WHAT IS BEING ASKED.
Output every entry exactly as written, skipping any pictures.

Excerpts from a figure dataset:
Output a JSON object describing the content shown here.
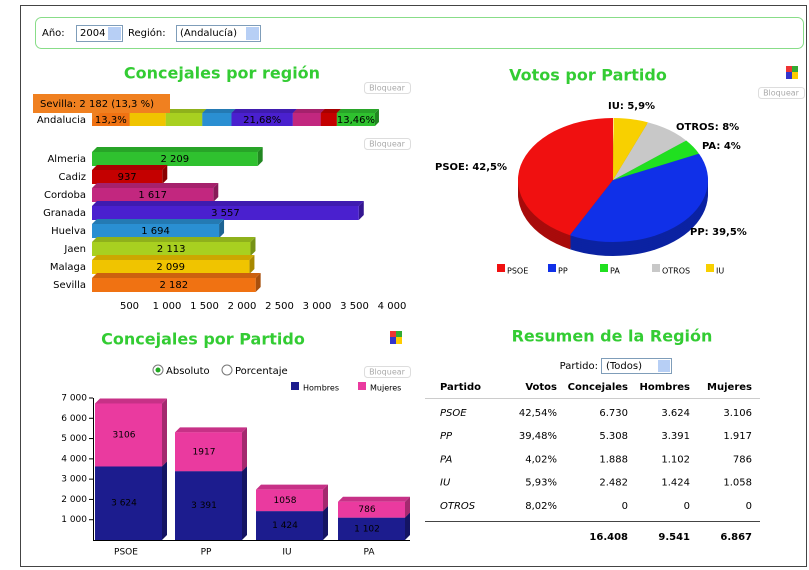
{
  "filters": {
    "year_label": "Año:",
    "year": "2004",
    "region_label": "Región:",
    "region": "(Andalucía)"
  },
  "lock_button": "Bloquear",
  "chart_data": [
    {
      "type": "hbar",
      "title": "Concejales por región",
      "categories": [
        "Almeria",
        "Cadiz",
        "Cordoba",
        "Granada",
        "Huelva",
        "Jaen",
        "Malaga",
        "Sevilla"
      ],
      "values": [
        2209,
        937,
        1617,
        3557,
        1694,
        2113,
        2099,
        2182
      ],
      "value_labels": [
        "2 209",
        "937",
        "1 617",
        "3 557",
        "1 694",
        "2 113",
        "2 099",
        "2 182"
      ],
      "colors": [
        "#2fc12f",
        "#c40000",
        "#c2277f",
        "#4a20cf",
        "#2a8fd2",
        "#a8d020",
        "#f0c400",
        "#f07212"
      ],
      "xlim": [
        0,
        4000
      ],
      "xticks": [
        500,
        {
          "value": 1000,
          "label": "1 000"
        },
        {
          "value": 1500,
          "label": "1 500"
        },
        {
          "value": 2000,
          "label": "2 000"
        },
        {
          "value": 2500,
          "label": "2 500"
        },
        {
          "value": 3000,
          "label": "3 000"
        },
        {
          "value": 3500,
          "label": "3 500"
        },
        {
          "value": 4000,
          "label": "4 000"
        }
      ],
      "summary": {
        "category": "Andalucia",
        "values": [
          13.3,
          12.79,
          12.88,
          10.32,
          21.68,
          9.85,
          5.71,
          13.46
        ],
        "value_labels": [
          "13,3%",
          null,
          null,
          null,
          "21,68%",
          null,
          null,
          "13,46%"
        ],
        "colors": [
          "#f07212",
          "#f0c400",
          "#a8d020",
          "#2a8fd2",
          "#4a20cf",
          "#c2277f",
          "#c40000",
          "#2fc12f"
        ],
        "tooltip": "Sevilla: 2 182 (13,3 %)"
      }
    },
    {
      "type": "pie",
      "title": "Votos por Partido",
      "categories": [
        "PSOE",
        "PP",
        "PA",
        "OTROS",
        "IU"
      ],
      "values": [
        42.5,
        39.5,
        4,
        8,
        5.9
      ],
      "value_labels": [
        "PSOE: 42,5%",
        "PP: 39,5%",
        "PA: 4%",
        "OTROS: 8%",
        "IU: 5,9%"
      ],
      "colors": [
        "#f01010",
        "#1030e8",
        "#20e020",
        "#c8c8c8",
        "#f8d000"
      ],
      "legend": "bottom"
    },
    {
      "type": "stacked_bar",
      "title": "Concejales por Partido",
      "options": [
        "Absoluto",
        "Porcentaje"
      ],
      "selected": "Absoluto",
      "categories": [
        "PSOE",
        "PP",
        "IU",
        "PA"
      ],
      "series": [
        {
          "name": "Hombres",
          "color": "#1c1c8e",
          "values": [
            3624,
            3391,
            1424,
            1102
          ],
          "value_labels": [
            "3 624",
            "3 391",
            "1 424",
            "1 102"
          ]
        },
        {
          "name": "Mujeres",
          "color": "#ea3a9f",
          "values": [
            3106,
            1917,
            1058,
            786
          ]
        }
      ],
      "ylim": [
        0,
        7000
      ],
      "yticks": [
        {
          "value": 1000,
          "label": "1 000"
        },
        {
          "value": 2000,
          "label": "2 000"
        },
        {
          "value": 3000,
          "label": "3 000"
        },
        {
          "value": 4000,
          "label": "4 000"
        },
        {
          "value": 5000,
          "label": "5 000"
        },
        {
          "value": 6000,
          "label": "6 000"
        },
        {
          "value": 7000,
          "label": "7 000"
        }
      ],
      "legend": "top-right"
    }
  ],
  "table": {
    "title": "Resumen de la Región",
    "filter_label": "Partido:",
    "filter": "(Todos)",
    "columns": [
      "Partido",
      "Votos",
      "Concejales",
      "Hombres",
      "Mujeres"
    ],
    "rows": [
      [
        "PSOE",
        "42,54%",
        "6.730",
        "3.624",
        "3.106"
      ],
      [
        "PP",
        "39,48%",
        "5.308",
        "3.391",
        "1.917"
      ],
      [
        "PA",
        "4,02%",
        "1.888",
        "1.102",
        "786"
      ],
      [
        "IU",
        "5,93%",
        "2.482",
        "1.424",
        "1.058"
      ],
      [
        "OTROS",
        "8,02%",
        "0",
        "0",
        "0"
      ]
    ],
    "totals": [
      "16.408",
      "9.541",
      "6.867"
    ]
  }
}
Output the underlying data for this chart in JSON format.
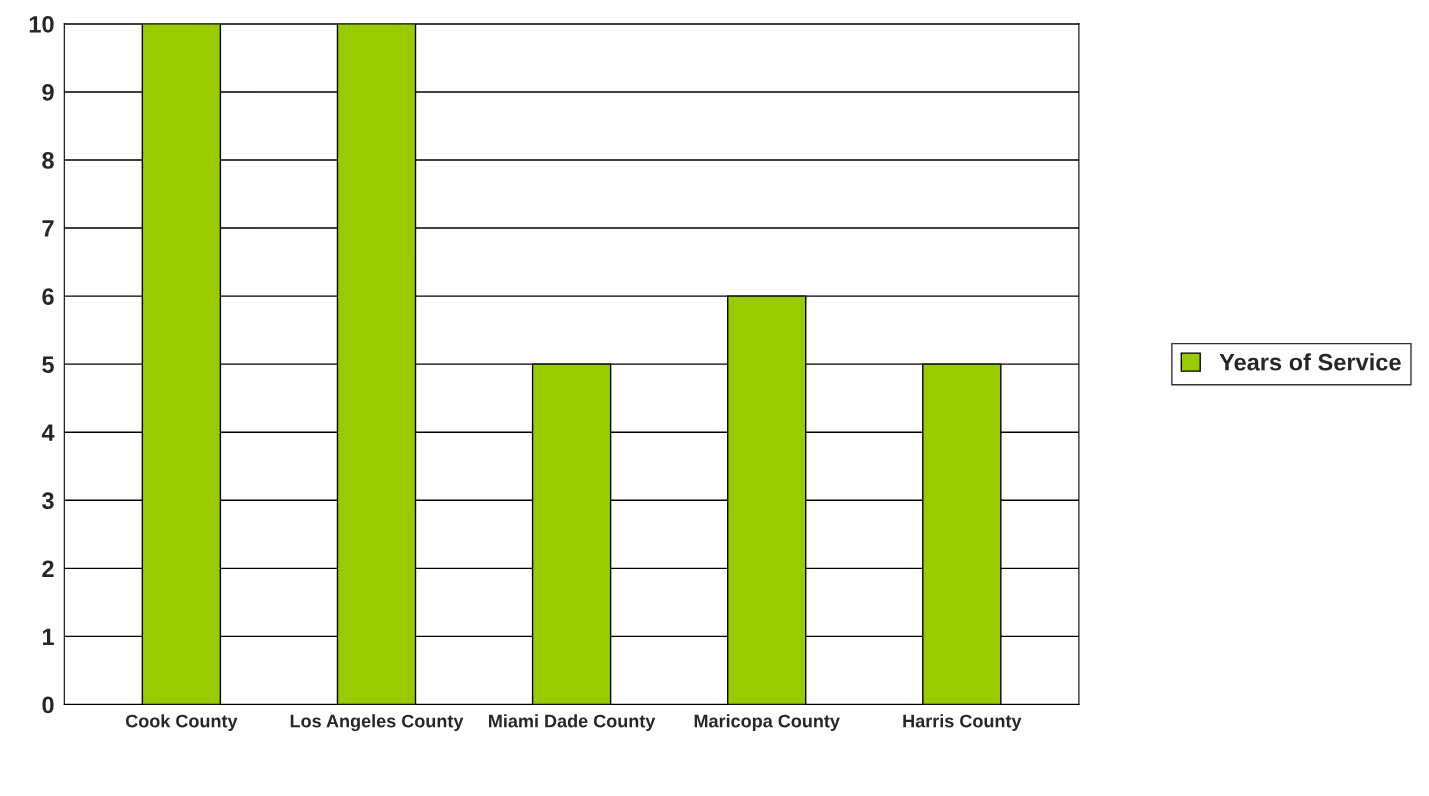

TASK SOLUTION.
Output a JSON object describing the content shown here.
{
  "filters": {
    "year_label": "Año:",
    "year": "2004",
    "region_label": "Región:",
    "region": "(Andalucía)"
  },
  "lock_button": "Bloquear",
  "chart_data": [
    {
      "type": "hbar",
      "title": "Concejales por región",
      "categories": [
        "Almeria",
        "Cadiz",
        "Cordoba",
        "Granada",
        "Huelva",
        "Jaen",
        "Malaga",
        "Sevilla"
      ],
      "values": [
        2209,
        937,
        1617,
        3557,
        1694,
        2113,
        2099,
        2182
      ],
      "value_labels": [
        "2 209",
        "937",
        "1 617",
        "3 557",
        "1 694",
        "2 113",
        "2 099",
        "2 182"
      ],
      "colors": [
        "#2fc12f",
        "#c40000",
        "#c2277f",
        "#4a20cf",
        "#2a8fd2",
        "#a8d020",
        "#f0c400",
        "#f07212"
      ],
      "xlim": [
        0,
        4000
      ],
      "xticks": [
        500,
        {
          "value": 1000,
          "label": "1 000"
        },
        {
          "value": 1500,
          "label": "1 500"
        },
        {
          "value": 2000,
          "label": "2 000"
        },
        {
          "value": 2500,
          "label": "2 500"
        },
        {
          "value": 3000,
          "label": "3 000"
        },
        {
          "value": 3500,
          "label": "3 500"
        },
        {
          "value": 4000,
          "label": "4 000"
        }
      ],
      "summary": {
        "category": "Andalucia",
        "values": [
          13.3,
          12.79,
          12.88,
          10.32,
          21.68,
          9.85,
          5.71,
          13.46
        ],
        "value_labels": [
          "13,3%",
          null,
          null,
          null,
          "21,68%",
          null,
          null,
          "13,46%"
        ],
        "colors": [
          "#f07212",
          "#f0c400",
          "#a8d020",
          "#2a8fd2",
          "#4a20cf",
          "#c2277f",
          "#c40000",
          "#2fc12f"
        ],
        "tooltip": "Sevilla: 2 182 (13,3 %)"
      }
    },
    {
      "type": "pie",
      "title": "Votos por Partido",
      "categories": [
        "PSOE",
        "PP",
        "PA",
        "OTROS",
        "IU"
      ],
      "values": [
        42.5,
        39.5,
        4,
        8,
        5.9
      ],
      "value_labels": [
        "PSOE: 42,5%",
        "PP: 39,5%",
        "PA: 4%",
        "OTROS: 8%",
        "IU: 5,9%"
      ],
      "colors": [
        "#f01010",
        "#1030e8",
        "#20e020",
        "#c8c8c8",
        "#f8d000"
      ],
      "legend": "bottom"
    },
    {
      "type": "stacked_bar",
      "title": "Concejales por Partido",
      "options": [
        "Absoluto",
        "Porcentaje"
      ],
      "selected": "Absoluto",
      "categories": [
        "PSOE",
        "PP",
        "IU",
        "PA"
      ],
      "series": [
        {
          "name": "Hombres",
          "color": "#1c1c8e",
          "values": [
            3624,
            3391,
            1424,
            1102
          ],
          "value_labels": [
            "3 624",
            "3 391",
            "1 424",
            "1 102"
          ]
        },
        {
          "name": "Mujeres",
          "color": "#ea3a9f",
          "values": [
            3106,
            1917,
            1058,
            786
          ]
        }
      ],
      "ylim": [
        0,
        7000
      ],
      "yticks": [
        {
          "value": 1000,
          "label": "1 000"
        },
        {
          "value": 2000,
          "label": "2 000"
        },
        {
          "value": 3000,
          "label": "3 000"
        },
        {
          "value": 4000,
          "label": "4 000"
        },
        {
          "value": 5000,
          "label": "5 000"
        },
        {
          "value": 6000,
          "label": "6 000"
        },
        {
          "value": 7000,
          "label": "7 000"
        }
      ],
      "legend": "top-right"
    }
  ],
  "table": {
    "title": "Resumen de la Región",
    "filter_label": "Partido:",
    "filter": "(Todos)",
    "columns": [
      "Partido",
      "Votos",
      "Concejales",
      "Hombres",
      "Mujeres"
    ],
    "rows": [
      [
        "PSOE",
        "42,54%",
        "6.730",
        "3.624",
        "3.106"
      ],
      [
        "PP",
        "39,48%",
        "5.308",
        "3.391",
        "1.917"
      ],
      [
        "PA",
        "4,02%",
        "1.888",
        "1.102",
        "786"
      ],
      [
        "IU",
        "5,93%",
        "2.482",
        "1.424",
        "1.058"
      ],
      [
        "OTROS",
        "8,02%",
        "0",
        "0",
        "0"
      ]
    ],
    "totals": [
      "16.408",
      "9.541",
      "6.867"
    ]
  }
}
Output the underlying data for this chart in JSON format.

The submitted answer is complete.